* begin Exercise materials *

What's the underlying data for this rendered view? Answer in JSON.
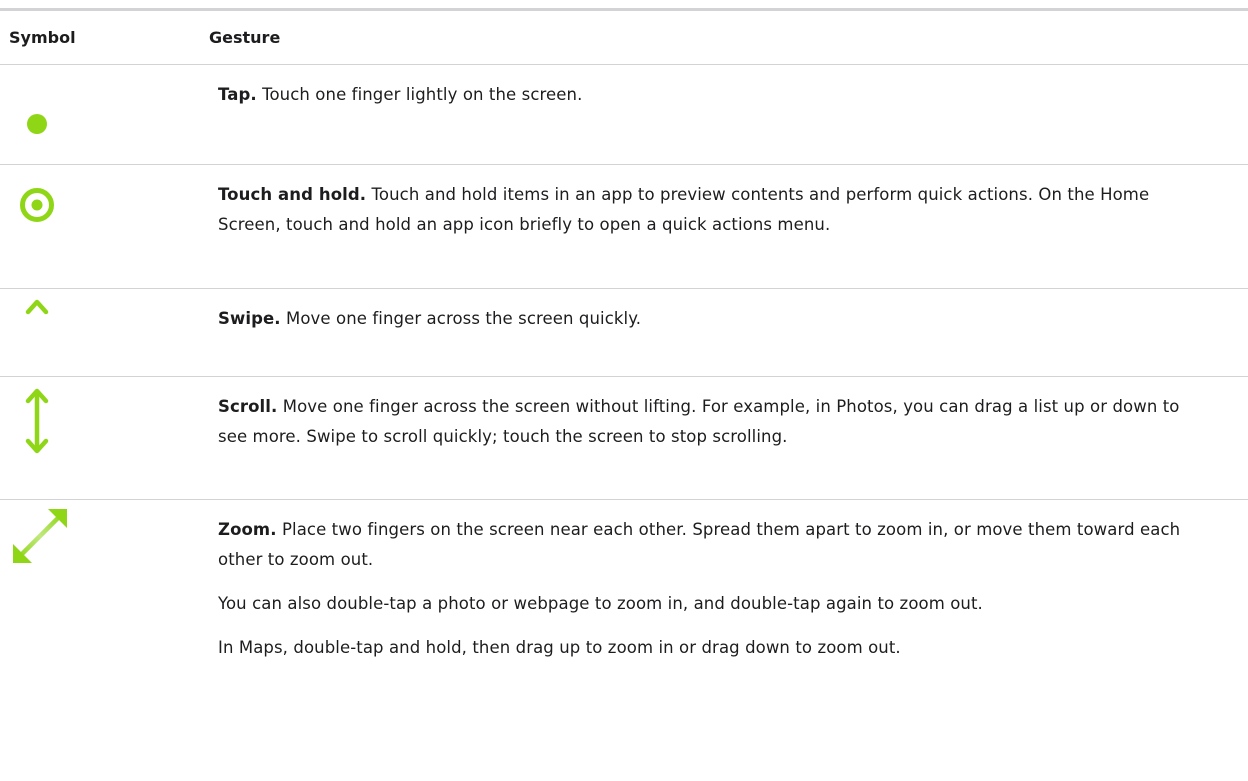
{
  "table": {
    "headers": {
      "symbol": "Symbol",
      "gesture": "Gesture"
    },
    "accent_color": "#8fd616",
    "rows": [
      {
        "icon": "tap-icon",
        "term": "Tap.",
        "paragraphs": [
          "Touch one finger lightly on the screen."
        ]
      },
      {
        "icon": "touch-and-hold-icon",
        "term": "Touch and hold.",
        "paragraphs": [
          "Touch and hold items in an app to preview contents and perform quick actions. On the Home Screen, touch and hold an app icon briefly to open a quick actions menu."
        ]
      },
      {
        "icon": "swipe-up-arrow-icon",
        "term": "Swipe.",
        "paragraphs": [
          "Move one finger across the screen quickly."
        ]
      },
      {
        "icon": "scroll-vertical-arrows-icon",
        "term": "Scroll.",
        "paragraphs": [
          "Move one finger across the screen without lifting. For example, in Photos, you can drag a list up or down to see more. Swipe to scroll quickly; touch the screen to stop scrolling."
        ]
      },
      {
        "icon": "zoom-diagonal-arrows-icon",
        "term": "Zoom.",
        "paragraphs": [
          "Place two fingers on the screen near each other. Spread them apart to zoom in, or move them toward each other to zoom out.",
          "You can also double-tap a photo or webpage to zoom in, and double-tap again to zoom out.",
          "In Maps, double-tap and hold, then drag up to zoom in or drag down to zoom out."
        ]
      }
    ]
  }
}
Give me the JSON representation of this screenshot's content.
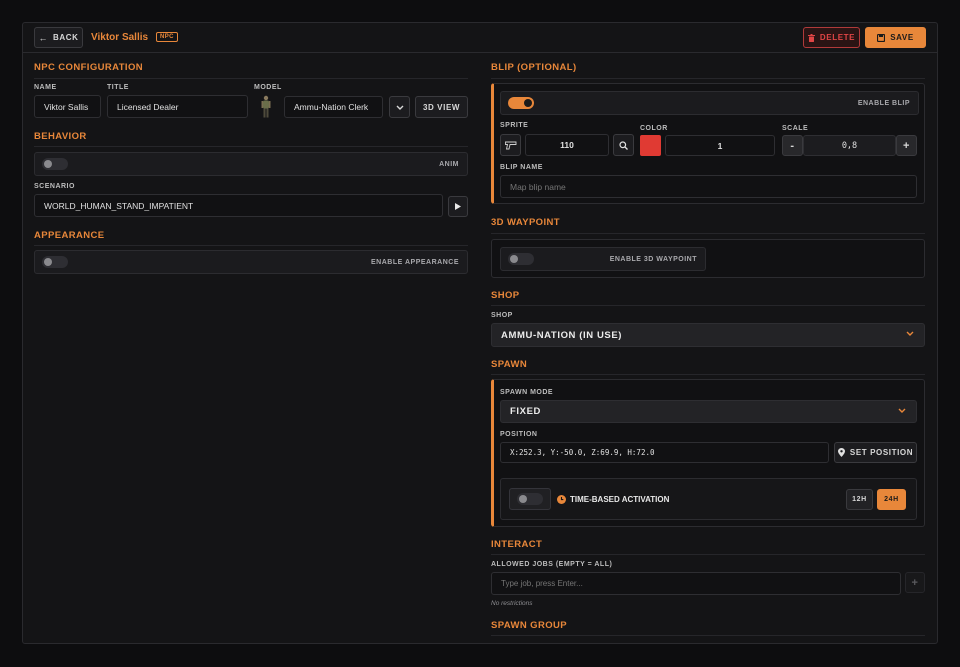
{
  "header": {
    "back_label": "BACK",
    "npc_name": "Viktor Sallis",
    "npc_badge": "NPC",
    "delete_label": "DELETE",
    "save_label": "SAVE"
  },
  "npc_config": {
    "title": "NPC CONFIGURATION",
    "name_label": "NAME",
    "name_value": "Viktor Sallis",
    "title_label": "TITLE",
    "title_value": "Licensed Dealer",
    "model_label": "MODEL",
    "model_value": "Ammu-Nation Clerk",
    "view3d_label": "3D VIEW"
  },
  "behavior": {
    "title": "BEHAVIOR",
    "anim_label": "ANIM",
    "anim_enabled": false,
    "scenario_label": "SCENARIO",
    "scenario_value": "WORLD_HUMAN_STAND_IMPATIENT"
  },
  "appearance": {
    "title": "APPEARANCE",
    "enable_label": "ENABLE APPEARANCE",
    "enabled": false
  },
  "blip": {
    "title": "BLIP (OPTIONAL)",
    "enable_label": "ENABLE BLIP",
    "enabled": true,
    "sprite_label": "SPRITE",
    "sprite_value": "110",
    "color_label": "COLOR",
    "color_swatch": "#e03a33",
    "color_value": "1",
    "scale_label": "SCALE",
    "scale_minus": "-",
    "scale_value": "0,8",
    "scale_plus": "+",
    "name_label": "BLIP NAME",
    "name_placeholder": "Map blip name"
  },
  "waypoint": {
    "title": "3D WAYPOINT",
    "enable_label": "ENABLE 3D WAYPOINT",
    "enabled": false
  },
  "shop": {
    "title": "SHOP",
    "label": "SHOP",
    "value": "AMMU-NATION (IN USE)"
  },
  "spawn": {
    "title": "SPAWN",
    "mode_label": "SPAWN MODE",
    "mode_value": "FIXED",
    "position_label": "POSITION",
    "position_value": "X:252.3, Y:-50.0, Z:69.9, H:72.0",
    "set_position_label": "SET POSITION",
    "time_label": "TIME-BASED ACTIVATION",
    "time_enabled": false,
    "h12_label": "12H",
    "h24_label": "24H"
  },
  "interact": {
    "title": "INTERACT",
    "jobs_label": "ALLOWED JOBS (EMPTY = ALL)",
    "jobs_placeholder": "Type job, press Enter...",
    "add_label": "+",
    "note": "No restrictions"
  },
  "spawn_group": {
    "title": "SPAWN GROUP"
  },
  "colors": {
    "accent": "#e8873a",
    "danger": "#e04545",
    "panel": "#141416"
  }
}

* end Exercise materials *
* begin Exercise materials *

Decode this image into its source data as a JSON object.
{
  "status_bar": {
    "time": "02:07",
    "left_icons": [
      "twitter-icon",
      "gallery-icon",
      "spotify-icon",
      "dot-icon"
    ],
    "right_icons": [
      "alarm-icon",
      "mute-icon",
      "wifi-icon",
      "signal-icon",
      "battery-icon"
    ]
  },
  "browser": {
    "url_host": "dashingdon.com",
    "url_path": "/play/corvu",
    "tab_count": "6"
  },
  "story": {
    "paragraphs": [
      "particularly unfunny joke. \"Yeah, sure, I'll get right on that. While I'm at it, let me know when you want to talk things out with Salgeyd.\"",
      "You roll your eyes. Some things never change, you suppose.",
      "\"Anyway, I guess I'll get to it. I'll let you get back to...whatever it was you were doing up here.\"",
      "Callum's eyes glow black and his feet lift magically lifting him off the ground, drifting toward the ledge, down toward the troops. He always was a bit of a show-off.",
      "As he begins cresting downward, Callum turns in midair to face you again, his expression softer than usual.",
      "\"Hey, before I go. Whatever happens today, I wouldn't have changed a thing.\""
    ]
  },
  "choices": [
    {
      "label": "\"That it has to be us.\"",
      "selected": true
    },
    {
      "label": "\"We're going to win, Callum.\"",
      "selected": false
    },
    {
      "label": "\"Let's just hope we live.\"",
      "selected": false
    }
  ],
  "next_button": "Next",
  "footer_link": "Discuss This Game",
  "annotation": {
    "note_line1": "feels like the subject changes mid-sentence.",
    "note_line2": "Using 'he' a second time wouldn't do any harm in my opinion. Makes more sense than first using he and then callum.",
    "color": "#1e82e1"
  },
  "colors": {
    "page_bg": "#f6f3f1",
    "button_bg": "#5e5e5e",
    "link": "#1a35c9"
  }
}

* end Exercise materials *
* begin Exercise materials *

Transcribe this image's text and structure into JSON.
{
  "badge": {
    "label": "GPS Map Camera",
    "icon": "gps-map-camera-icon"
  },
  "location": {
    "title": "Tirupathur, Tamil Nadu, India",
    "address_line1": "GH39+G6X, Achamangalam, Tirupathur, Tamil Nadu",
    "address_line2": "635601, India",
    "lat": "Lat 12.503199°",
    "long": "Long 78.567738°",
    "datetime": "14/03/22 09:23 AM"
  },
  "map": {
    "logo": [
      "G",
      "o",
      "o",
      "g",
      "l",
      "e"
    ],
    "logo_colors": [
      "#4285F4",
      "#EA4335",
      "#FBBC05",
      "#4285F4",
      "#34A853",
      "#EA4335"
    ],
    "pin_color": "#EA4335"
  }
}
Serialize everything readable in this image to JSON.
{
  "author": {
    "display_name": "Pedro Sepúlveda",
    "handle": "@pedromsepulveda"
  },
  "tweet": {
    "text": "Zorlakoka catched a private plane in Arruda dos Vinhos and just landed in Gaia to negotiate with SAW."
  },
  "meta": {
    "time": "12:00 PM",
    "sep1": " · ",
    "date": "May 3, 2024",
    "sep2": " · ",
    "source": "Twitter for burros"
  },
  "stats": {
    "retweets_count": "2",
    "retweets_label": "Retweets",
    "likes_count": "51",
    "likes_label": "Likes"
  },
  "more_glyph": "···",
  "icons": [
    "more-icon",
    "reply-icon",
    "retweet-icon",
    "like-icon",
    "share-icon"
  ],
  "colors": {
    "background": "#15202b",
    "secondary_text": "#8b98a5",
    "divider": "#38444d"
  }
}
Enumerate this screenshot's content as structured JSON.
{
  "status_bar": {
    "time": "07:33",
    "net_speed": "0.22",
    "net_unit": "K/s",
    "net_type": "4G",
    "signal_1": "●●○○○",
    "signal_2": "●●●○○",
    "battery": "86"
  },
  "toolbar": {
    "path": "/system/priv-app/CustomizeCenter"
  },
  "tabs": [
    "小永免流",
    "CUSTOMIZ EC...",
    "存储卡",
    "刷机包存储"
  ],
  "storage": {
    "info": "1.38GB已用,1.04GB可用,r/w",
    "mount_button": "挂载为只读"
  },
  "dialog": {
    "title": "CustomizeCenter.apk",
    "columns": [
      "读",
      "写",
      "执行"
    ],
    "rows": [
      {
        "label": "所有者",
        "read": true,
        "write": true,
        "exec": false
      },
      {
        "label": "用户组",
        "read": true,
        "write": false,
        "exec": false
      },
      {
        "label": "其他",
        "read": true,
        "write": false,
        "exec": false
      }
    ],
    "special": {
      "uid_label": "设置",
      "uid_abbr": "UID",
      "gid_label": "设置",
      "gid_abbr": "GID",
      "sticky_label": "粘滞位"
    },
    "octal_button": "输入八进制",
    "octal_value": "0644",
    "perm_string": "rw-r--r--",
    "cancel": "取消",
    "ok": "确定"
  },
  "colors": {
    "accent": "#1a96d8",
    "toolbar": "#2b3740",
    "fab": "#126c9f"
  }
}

* end Exercise materials *

*Your task*.
Work out how many lines in the records above contain the word "arrows", and give only that number.

*Correct output*.
2